**** Listing

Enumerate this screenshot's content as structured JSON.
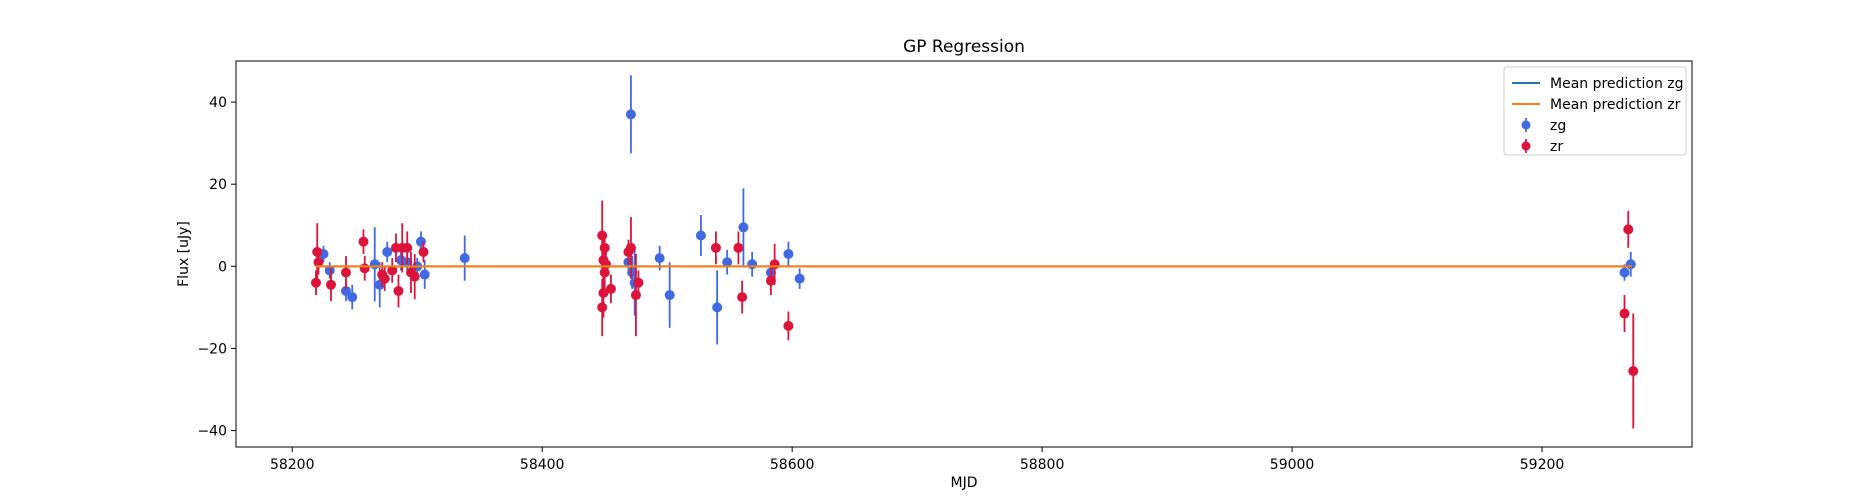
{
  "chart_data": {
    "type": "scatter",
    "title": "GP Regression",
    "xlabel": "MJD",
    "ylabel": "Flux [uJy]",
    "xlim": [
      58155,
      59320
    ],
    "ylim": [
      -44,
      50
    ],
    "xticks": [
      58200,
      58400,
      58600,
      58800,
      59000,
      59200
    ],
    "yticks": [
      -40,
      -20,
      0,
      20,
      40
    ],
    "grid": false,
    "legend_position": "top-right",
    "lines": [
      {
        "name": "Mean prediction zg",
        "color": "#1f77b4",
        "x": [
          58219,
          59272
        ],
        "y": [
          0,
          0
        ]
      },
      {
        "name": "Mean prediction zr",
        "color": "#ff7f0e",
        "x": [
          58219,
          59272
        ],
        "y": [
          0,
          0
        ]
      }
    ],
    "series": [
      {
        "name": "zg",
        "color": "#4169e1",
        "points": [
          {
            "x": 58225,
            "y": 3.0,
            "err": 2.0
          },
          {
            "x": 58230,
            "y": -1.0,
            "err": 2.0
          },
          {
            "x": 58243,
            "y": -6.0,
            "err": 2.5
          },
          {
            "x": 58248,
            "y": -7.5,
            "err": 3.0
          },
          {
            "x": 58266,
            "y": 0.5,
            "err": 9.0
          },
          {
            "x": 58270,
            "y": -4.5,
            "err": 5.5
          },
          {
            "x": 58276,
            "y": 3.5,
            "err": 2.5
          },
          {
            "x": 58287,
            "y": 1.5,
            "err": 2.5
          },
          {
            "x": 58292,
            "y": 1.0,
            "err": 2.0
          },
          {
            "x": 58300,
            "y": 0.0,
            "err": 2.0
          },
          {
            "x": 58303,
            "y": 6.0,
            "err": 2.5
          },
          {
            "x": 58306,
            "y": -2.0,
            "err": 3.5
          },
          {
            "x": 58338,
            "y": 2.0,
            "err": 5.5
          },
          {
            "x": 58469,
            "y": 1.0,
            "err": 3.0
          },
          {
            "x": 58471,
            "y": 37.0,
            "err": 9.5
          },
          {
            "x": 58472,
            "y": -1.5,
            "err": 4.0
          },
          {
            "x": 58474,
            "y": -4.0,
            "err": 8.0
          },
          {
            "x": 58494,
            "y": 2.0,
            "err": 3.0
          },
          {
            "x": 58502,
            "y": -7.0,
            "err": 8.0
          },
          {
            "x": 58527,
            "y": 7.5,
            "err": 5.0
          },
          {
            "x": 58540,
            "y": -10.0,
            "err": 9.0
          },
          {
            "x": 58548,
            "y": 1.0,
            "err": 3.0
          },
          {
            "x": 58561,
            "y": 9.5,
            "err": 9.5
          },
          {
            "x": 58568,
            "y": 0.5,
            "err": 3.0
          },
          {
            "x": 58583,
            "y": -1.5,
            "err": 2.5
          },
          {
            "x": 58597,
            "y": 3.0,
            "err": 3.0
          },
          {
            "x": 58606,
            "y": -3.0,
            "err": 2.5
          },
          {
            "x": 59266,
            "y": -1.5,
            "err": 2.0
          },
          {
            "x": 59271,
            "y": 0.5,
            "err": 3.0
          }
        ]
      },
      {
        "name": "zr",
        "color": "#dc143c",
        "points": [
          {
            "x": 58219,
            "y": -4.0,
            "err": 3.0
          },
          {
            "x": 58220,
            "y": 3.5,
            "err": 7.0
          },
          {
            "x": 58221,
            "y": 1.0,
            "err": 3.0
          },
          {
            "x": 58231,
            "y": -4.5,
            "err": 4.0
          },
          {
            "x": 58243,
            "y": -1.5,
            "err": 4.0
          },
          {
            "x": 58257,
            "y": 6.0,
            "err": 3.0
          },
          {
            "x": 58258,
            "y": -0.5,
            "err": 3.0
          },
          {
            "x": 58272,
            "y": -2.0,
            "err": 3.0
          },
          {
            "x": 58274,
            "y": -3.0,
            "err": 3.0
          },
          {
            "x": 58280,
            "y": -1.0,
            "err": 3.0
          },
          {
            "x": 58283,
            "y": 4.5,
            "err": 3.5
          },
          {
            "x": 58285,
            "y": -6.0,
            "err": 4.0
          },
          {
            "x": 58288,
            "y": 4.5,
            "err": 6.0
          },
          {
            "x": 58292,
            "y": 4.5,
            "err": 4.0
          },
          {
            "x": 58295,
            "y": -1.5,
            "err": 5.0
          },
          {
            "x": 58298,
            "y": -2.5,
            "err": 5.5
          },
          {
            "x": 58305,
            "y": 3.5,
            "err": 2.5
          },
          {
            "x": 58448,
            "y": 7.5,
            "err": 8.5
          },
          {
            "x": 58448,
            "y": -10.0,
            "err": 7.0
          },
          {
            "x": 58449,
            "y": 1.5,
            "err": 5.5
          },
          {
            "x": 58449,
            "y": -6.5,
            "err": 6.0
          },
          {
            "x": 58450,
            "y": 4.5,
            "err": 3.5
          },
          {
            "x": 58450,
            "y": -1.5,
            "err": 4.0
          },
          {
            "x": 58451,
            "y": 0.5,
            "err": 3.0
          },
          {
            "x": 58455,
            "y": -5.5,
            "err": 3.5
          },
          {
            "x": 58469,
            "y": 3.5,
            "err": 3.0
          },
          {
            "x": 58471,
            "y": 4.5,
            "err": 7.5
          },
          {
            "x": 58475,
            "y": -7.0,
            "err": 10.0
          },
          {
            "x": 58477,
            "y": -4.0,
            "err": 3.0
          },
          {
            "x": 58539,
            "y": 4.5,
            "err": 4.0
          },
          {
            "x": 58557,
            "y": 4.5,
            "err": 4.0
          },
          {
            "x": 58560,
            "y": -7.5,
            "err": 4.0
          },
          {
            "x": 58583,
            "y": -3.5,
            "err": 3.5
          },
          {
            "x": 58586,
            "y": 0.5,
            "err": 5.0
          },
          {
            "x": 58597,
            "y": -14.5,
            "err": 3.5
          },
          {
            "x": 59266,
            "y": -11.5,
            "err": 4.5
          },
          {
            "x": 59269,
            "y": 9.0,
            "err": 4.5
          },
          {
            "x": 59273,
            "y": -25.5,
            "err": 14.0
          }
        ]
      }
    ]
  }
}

********

Give the number of lines where the string "prediction" occurs, without any further text.

2